## begin
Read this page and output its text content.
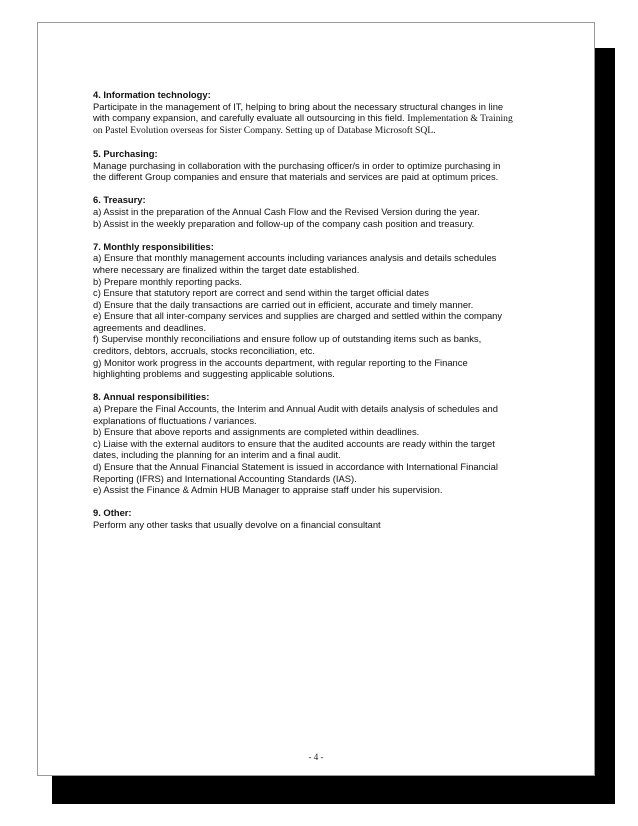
4. Information technology:
Participate in the management of IT, helping to bring about the necessary structural changes in line
with company expansion, and carefully evaluate all outsourcing in this field. Implementation & Training
on Pastel Evolution overseas for Sister Company. Setting up of Database Microsoft SQL.
5. Purchasing:
Manage purchasing in collaboration with the purchasing officer/s in order to optimize purchasing in
the different Group companies and ensure that materials and services are paid at optimum prices.
6. Treasury:
a) Assist in the preparation of the Annual Cash Flow and the Revised Version during the year.
b) Assist in the weekly preparation and follow-up of the company cash position and treasury.
7. Monthly responsibilities:
a) Ensure that monthly management accounts including variances analysis and details schedules
where necessary are finalized within the target date established.
b) Prepare monthly reporting packs.
c) Ensure that statutory report are correct and send within the target official dates
d) Ensure that the daily transactions are carried out in efficient, accurate and timely manner.
e) Ensure that all inter-company services and supplies are charged and settled within the company
agreements and deadlines.
f) Supervise monthly reconciliations and ensure follow up of outstanding items such as banks,
creditors, debtors, accruals, stocks reconciliation, etc.
g) Monitor work progress in the accounts department, with regular reporting to the Finance
highlighting problems and suggesting applicable solutions.
8. Annual responsibilities:
a) Prepare the Final Accounts, the Interim and Annual Audit with details analysis of schedules and
explanations of fluctuations / variances.
b) Ensure that above reports and assignments are completed within deadlines.
c) Liaise with the external auditors to ensure that the audited accounts are ready within the target
dates, including the planning for an interim and a final audit.
d) Ensure that the Annual Financial Statement is issued in accordance with International Financial
Reporting (IFRS) and International Accounting Standards (IAS).
e) Assist the Finance & Admin HUB Manager to appraise staff under his supervision.
9. Other:
Perform any other tasks that usually devolve on a financial consultant
- 4 -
## end
### The task:
From the records above, pick out and copy each line holding the word "Assist".

### Response below:
a) Assist in the preparation of the Annual Cash Flow and the Revised Version during the year.
b) Assist in the weekly preparation and follow-up of the company cash position and treasury.
e) Assist the Finance & Admin HUB Manager to appraise staff under his supervision.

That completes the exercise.